* THE REQUEST *
Pictures appear in the records below; write out everything else exactly.

Saved entries
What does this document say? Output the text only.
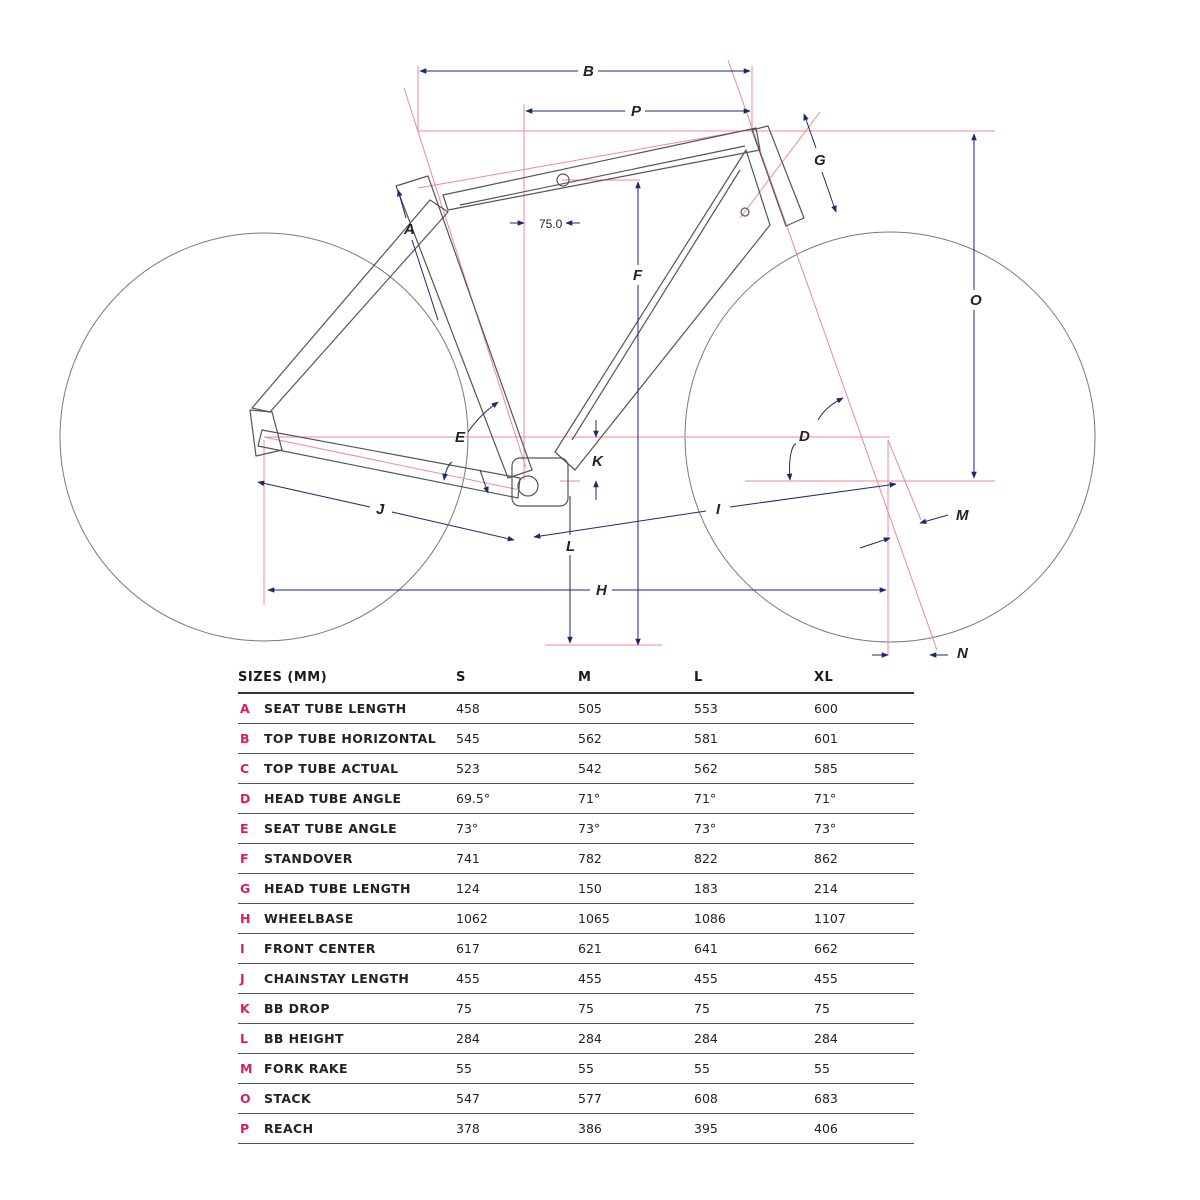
B
P
G
A
F
O
E	D
K
J	I	M
L
H
N
75.0
SIZES (MM)		S	M	L	XL
A	SEAT TUBE LENGTH	458	505	553	600
B	TOP TUBE HORIZONTAL	545	562	581	601
C	TOP TUBE ACTUAL	523	542	562	585
D	HEAD TUBE ANGLE	69.5°	71°	71°	71°
E	SEAT TUBE ANGLE	73°	73°	73°	73°
F	STANDOVER	741	782	822	862
G	HEAD TUBE LENGTH	124	150	183	214
H	WHEELBASE	1062	1065	1086	1107
I	FRONT CENTER	617	621	641	662
J	CHAINSTAY LENGTH	455	455	455	455
K	BB DROP	75	75	75	75
L	BB HEIGHT	284	284	284	284
M	FORK RAKE	55	55	55	55
O	STACK	547	577	608	683
P	REACH	378	386	395	406
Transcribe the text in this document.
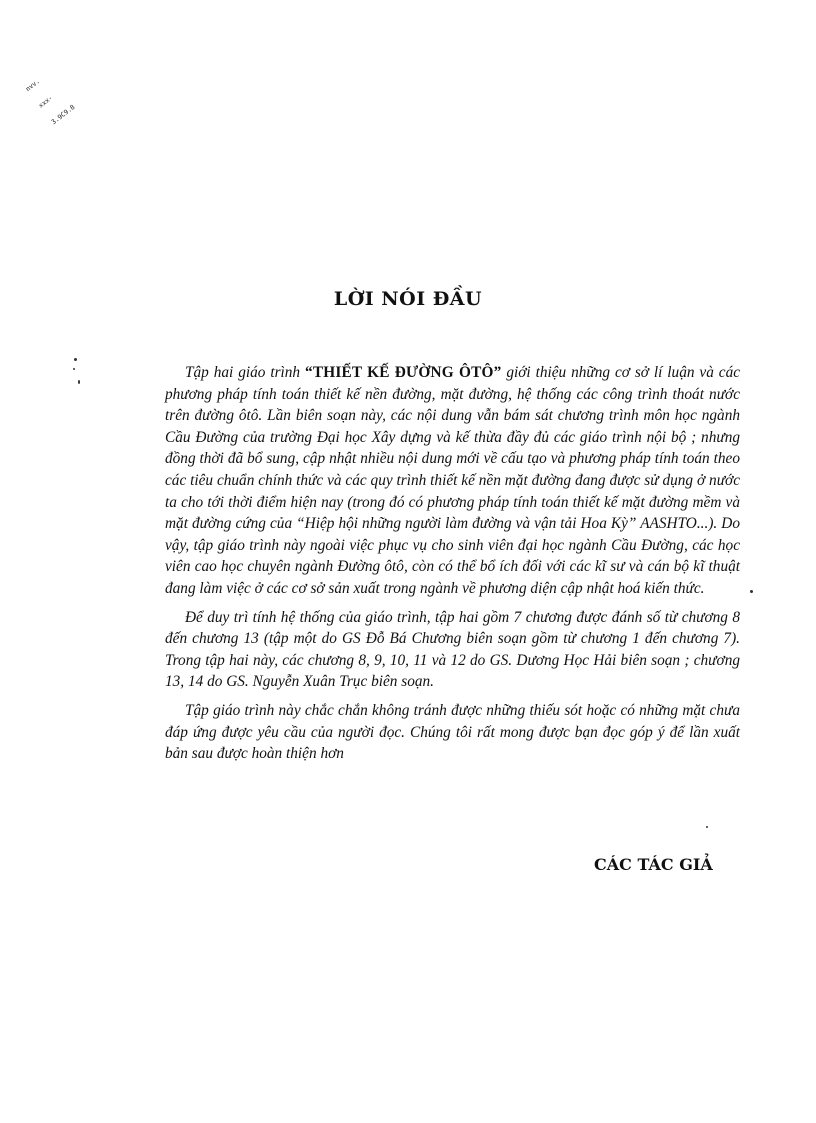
nvv.

xxx-

3.9C9.8

LỜI NÓI ĐẦU

Tập hai giáo trình “THIẾT KẾ ĐƯỜNG ÔTÔ” giới thiệu những cơ sở lí luận và các phương pháp tính toán thiết kế nền đường, mặt đường, hệ thống các công trình thoát nước trên đường ôtô. Lần biên soạn này, các nội dung vẫn bám sát chương trình môn học ngành Cầu Đường của trường Đại học Xây dựng và kế thừa đầy đủ các giáo trình nội bộ ; nhưng đồng thời đã bổ sung, cập nhật nhiều nội dung mới về cấu tạo và phương pháp tính toán theo các tiêu chuẩn chính thức và các quy trình thiết kế nền mặt đường đang được sử dụng ở nước ta cho tới thời điểm hiện nay (trong đó có phương pháp tính toán thiết kế mặt đường mềm và mặt đường cứng của “Hiệp hội những người làm đường và vận tải Hoa Kỳ” AASHTO...). Do vậy, tập giáo trình này ngoài việc phục vụ cho sinh viên đại học ngành Cầu Đường, các học viên cao học chuyên ngành Đường ôtô, còn có thể bổ ích đối với các kĩ sư và cán bộ kĩ thuật đang làm việc ở các cơ sở sản xuất trong ngành về phương diện cập nhật hoá kiến thức.

Để duy trì tính hệ thống của giáo trình, tập hai gồm 7 chương được đánh số từ chương 8 đến chương 13 (tập một do GS Đỗ Bá Chương biên soạn gồm từ chương 1 đến chương 7). Trong tập hai này, các chương 8, 9, 10, 11 và 12 do GS. Dương Học Hải biên soạn ; chương 13, 14 do GS. Nguyễn Xuân Trục biên soạn.

Tập giáo trình này chắc chắn không tránh được những thiếu sót hoặc có những mặt chưa đáp ứng được yêu cầu của người đọc. Chúng tôi rất mong được bạn đọc góp ý để lần xuất bản sau được hoàn thiện hơn

CÁC TÁC GIẢ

* THE REPLY *
What does this document say? Output the text only.
B
P
G
A
F
O
E	D
K
J	I	M
L
H
N
75.0
SIZES (MM)		S	M	L	XL
A	SEAT TUBE LENGTH	458	505	553	600
B	TOP TUBE HORIZONTAL	545	562	581	601
C	TOP TUBE ACTUAL	523	542	562	585
D	HEAD TUBE ANGLE	69.5°	71°	71°	71°
E	SEAT TUBE ANGLE	73°	73°	73°	73°
F	STANDOVER	741	782	822	862
G	HEAD TUBE LENGTH	124	150	183	214
H	WHEELBASE	1062	1065	1086	1107
I	FRONT CENTER	617	621	641	662
J	CHAINSTAY LENGTH	455	455	455	455
K	BB DROP	75	75	75	75
L	BB HEIGHT	284	284	284	284
M	FORK RAKE	55	55	55	55
O	STACK	547	577	608	683
P	REACH	378	386	395	406
Transcribe the text in this document.
nvv.

xxx-

3.9C9.8

LỜI NÓI ĐẦU

Tập hai giáo trình “THIẾT KẾ ĐƯỜNG ÔTÔ” giới thiệu những cơ sở lí luận và các phương pháp tính toán thiết kế nền đường, mặt đường, hệ thống các công trình thoát nước trên đường ôtô. Lần biên soạn này, các nội dung vẫn bám sát chương trình môn học ngành Cầu Đường của trường Đại học Xây dựng và kế thừa đầy đủ các giáo trình nội bộ ; nhưng đồng thời đã bổ sung, cập nhật nhiều nội dung mới về cấu tạo và phương pháp tính toán theo các tiêu chuẩn chính thức và các quy trình thiết kế nền mặt đường đang được sử dụng ở nước ta cho tới thời điểm hiện nay (trong đó có phương pháp tính toán thiết kế mặt đường mềm và mặt đường cứng của “Hiệp hội những người làm đường và vận tải Hoa Kỳ” AASHTO...). Do vậy, tập giáo trình này ngoài việc phục vụ cho sinh viên đại học ngành Cầu Đường, các học viên cao học chuyên ngành Đường ôtô, còn có thể bổ ích đối với các kĩ sư và cán bộ kĩ thuật đang làm việc ở các cơ sở sản xuất trong ngành về phương diện cập nhật hoá kiến thức.

Để duy trì tính hệ thống của giáo trình, tập hai gồm 7 chương được đánh số từ chương 8 đến chương 13 (tập một do GS Đỗ Bá Chương biên soạn gồm từ chương 1 đến chương 7). Trong tập hai này, các chương 8, 9, 10, 11 và 12 do GS. Dương Học Hải biên soạn ; chương 13, 14 do GS. Nguyễn Xuân Trục biên soạn.

Tập giáo trình này chắc chắn không tránh được những thiếu sót hoặc có những mặt chưa đáp ứng được yêu cầu của người đọc. Chúng tôi rất mong được bạn đọc góp ý để lần xuất bản sau được hoàn thiện hơn

CÁC TÁC GIẢ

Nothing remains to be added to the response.